start MATERIALS PROVIDED

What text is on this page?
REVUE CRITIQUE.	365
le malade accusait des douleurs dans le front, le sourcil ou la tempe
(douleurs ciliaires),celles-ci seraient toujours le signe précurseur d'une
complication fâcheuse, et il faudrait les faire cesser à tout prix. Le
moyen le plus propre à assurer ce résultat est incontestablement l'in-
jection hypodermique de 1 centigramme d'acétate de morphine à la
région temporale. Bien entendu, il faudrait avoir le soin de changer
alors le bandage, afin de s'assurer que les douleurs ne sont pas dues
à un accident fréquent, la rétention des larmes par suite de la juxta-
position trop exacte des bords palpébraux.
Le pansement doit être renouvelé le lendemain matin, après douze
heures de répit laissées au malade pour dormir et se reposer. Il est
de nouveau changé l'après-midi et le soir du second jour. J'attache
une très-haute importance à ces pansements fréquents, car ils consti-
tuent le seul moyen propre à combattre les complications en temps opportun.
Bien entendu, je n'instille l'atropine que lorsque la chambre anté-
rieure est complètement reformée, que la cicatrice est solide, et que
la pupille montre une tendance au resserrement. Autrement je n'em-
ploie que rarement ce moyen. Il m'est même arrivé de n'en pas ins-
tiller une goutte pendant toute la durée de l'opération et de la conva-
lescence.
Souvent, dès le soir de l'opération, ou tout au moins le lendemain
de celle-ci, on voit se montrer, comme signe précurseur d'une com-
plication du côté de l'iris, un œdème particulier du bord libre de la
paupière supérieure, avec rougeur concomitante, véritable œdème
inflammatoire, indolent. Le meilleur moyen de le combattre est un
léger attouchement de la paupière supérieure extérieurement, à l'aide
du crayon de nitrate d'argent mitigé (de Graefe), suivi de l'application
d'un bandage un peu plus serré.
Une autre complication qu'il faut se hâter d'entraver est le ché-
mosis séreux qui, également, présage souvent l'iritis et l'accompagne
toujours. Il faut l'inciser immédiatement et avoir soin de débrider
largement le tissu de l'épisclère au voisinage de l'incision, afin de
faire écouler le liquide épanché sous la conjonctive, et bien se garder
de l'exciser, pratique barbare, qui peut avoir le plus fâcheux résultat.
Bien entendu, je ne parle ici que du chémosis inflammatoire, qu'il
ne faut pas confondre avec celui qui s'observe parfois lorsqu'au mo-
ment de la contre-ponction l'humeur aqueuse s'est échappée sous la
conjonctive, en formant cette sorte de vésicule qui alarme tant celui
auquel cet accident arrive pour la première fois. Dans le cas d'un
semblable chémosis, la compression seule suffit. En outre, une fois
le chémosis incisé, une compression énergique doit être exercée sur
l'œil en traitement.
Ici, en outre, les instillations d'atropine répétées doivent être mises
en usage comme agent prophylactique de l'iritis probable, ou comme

end MATERIALS PROVIDED

▶ [TO DO]
Retype the records that precede this task, keeping them exactly the same.

▶ [FULL OUTPUT]
What text is on this page?
REVUE CRITIQUE.	365
le malade accusait des douleurs dans le front, le sourcil ou la tempe
(douleurs ciliaires),celles-ci seraient toujours le signe précurseur d'une
complication fâcheuse, et il faudrait les faire cesser à tout prix. Le
moyen le plus propre à assurer ce résultat est incontestablement l'in-
jection hypodermique de 1 centigramme d'acétate de morphine à la
région temporale. Bien entendu, il faudrait avoir le soin de changer
alors le bandage, afin de s'assurer que les douleurs ne sont pas dues
à un accident fréquent, la rétention des larmes par suite de la juxta-
position trop exacte des bords palpébraux.
Le pansement doit être renouvelé le lendemain matin, après douze
heures de répit laissées au malade pour dormir et se reposer. Il est
de nouveau changé l'après-midi et le soir du second jour. J'attache
une très-haute importance à ces pansements fréquents, car ils consti-
tuent le seul moyen propre à combattre les complications en temps opportun.
Bien entendu, je n'instille l'atropine que lorsque la chambre anté-
rieure est complètement reformée, que la cicatrice est solide, et que
la pupille montre une tendance au resserrement. Autrement je n'em-
ploie que rarement ce moyen. Il m'est même arrivé de n'en pas ins-
tiller une goutte pendant toute la durée de l'opération et de la conva-
lescence.
Souvent, dès le soir de l'opération, ou tout au moins le lendemain
de celle-ci, on voit se montrer, comme signe précurseur d'une com-
plication du côté de l'iris, un œdème particulier du bord libre de la
paupière supérieure, avec rougeur concomitante, véritable œdème
inflammatoire, indolent. Le meilleur moyen de le combattre est un
léger attouchement de la paupière supérieure extérieurement, à l'aide
du crayon de nitrate d'argent mitigé (de Graefe), suivi de l'application
d'un bandage un peu plus serré.
Une autre complication qu'il faut se hâter d'entraver est le ché-
mosis séreux qui, également, présage souvent l'iritis et l'accompagne
toujours. Il faut l'inciser immédiatement et avoir soin de débrider
largement le tissu de l'épisclère au voisinage de l'incision, afin de
faire écouler le liquide épanché sous la conjonctive, et bien se garder
de l'exciser, pratique barbare, qui peut avoir le plus fâcheux résultat.
Bien entendu, je ne parle ici que du chémosis inflammatoire, qu'il
ne faut pas confondre avec celui qui s'observe parfois lorsqu'au mo-
ment de la contre-ponction l'humeur aqueuse s'est échappée sous la
conjonctive, en formant cette sorte de vésicule qui alarme tant celui
auquel cet accident arrive pour la première fois. Dans le cas d'un
semblable chémosis, la compression seule suffit. En outre, une fois
le chémosis incisé, une compression énergique doit être exercée sur
l'œil en traitement.
Ici, en outre, les instillations d'atropine répétées doivent être mises
en usage comme agent prophylactique de l'iritis probable, ou comme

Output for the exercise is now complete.